» What the exercise asks
Give the material once more, word for word, without any images.

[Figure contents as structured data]

==================================================

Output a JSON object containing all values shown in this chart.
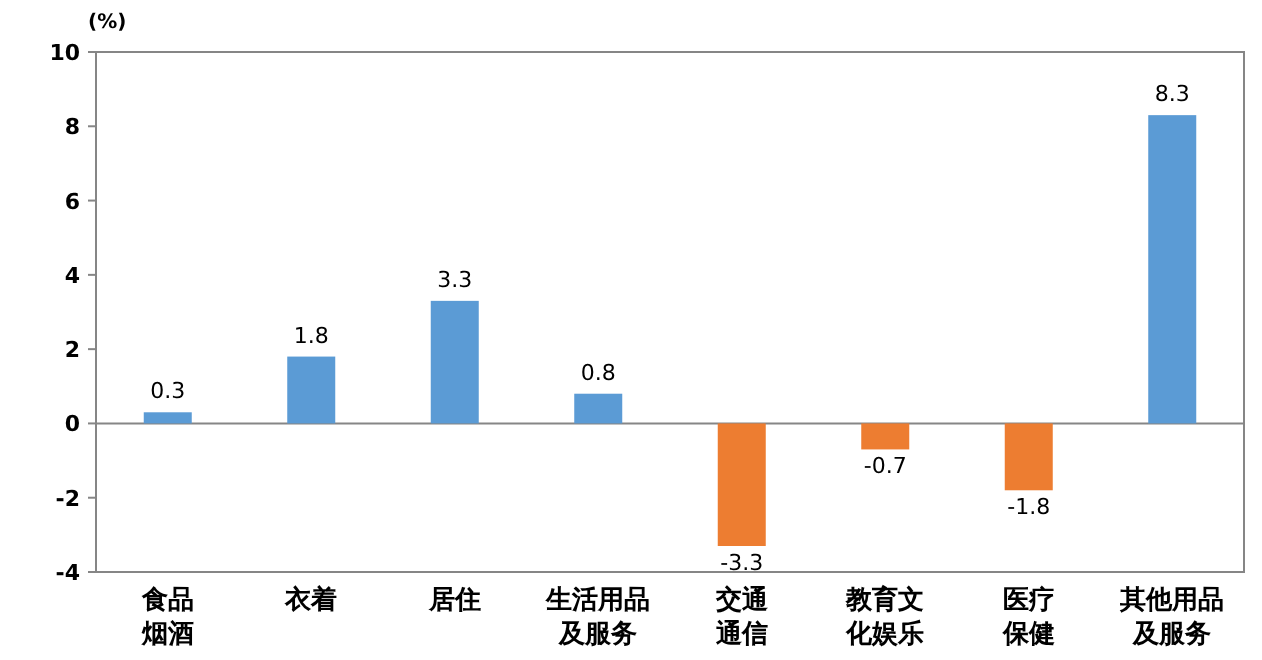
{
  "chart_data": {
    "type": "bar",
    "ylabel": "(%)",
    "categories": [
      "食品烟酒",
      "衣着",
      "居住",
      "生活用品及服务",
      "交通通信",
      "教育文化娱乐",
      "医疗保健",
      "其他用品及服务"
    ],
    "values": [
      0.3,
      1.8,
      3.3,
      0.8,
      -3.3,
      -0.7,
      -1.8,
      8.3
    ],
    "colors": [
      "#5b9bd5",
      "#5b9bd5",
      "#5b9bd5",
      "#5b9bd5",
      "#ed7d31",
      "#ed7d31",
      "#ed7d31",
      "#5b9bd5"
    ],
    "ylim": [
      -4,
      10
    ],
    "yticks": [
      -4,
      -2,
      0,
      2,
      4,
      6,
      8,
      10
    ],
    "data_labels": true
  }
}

==================================================

» Response to this task
Output a JSON object containing all values shown in this chart.
{
  "chart_data": {
    "type": "bar",
    "ylabel": "(%)",
    "categories": [
      "食品烟酒",
      "衣着",
      "居住",
      "生活用品及服务",
      "交通通信",
      "教育文化娱乐",
      "医疗保健",
      "其他用品及服务"
    ],
    "values": [
      0.3,
      1.8,
      3.3,
      0.8,
      -3.3,
      -0.7,
      -1.8,
      8.3
    ],
    "colors": [
      "#5b9bd5",
      "#5b9bd5",
      "#5b9bd5",
      "#5b9bd5",
      "#ed7d31",
      "#ed7d31",
      "#ed7d31",
      "#5b9bd5"
    ],
    "ylim": [
      -4,
      10
    ],
    "yticks": [
      -4,
      -2,
      0,
      2,
      4,
      6,
      8,
      10
    ],
    "data_labels": true
  }
}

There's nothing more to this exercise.